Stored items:
● ● ● ●

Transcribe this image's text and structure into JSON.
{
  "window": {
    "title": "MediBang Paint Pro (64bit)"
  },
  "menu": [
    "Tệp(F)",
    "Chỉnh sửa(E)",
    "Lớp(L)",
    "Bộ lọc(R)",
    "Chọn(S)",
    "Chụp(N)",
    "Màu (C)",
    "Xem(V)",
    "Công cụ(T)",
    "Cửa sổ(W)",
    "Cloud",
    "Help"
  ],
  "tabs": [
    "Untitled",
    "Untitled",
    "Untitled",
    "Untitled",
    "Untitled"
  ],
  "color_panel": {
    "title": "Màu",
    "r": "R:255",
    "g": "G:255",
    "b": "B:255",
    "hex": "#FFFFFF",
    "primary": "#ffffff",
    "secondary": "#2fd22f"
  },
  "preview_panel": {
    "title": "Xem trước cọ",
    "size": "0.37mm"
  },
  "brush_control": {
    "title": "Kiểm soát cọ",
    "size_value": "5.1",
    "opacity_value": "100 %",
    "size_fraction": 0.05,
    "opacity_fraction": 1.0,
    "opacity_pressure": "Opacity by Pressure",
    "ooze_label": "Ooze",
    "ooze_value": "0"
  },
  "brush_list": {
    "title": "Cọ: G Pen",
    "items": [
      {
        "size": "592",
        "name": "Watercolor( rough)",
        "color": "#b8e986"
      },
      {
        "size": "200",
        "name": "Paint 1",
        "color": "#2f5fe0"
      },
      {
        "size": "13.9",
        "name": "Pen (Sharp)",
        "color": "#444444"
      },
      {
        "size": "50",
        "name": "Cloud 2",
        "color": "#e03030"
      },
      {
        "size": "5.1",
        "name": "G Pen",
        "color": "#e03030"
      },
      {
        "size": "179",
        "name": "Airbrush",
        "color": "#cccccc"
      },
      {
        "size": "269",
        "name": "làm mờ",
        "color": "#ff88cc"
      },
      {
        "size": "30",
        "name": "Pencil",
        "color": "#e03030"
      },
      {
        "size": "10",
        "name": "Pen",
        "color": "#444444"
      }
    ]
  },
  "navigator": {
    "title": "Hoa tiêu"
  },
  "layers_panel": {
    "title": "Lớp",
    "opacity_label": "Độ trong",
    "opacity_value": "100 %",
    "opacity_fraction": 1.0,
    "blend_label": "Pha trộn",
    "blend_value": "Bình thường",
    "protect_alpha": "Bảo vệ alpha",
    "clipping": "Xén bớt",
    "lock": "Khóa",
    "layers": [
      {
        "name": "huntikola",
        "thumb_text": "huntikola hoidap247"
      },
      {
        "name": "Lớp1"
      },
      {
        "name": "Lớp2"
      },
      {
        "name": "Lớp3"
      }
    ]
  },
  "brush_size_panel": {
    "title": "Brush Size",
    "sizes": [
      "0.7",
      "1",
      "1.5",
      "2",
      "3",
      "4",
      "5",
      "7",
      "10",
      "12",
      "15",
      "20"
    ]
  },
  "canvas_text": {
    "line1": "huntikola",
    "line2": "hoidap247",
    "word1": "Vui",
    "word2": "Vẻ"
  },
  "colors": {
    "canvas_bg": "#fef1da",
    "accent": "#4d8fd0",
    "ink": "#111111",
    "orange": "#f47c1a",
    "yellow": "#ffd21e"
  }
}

● ● ● ●

## What is expected
Set out every line from the material that contains the string "Paint".

## Task answer
    "title": "MediBang Paint Pro (64bit)"
        "name": "Paint 1",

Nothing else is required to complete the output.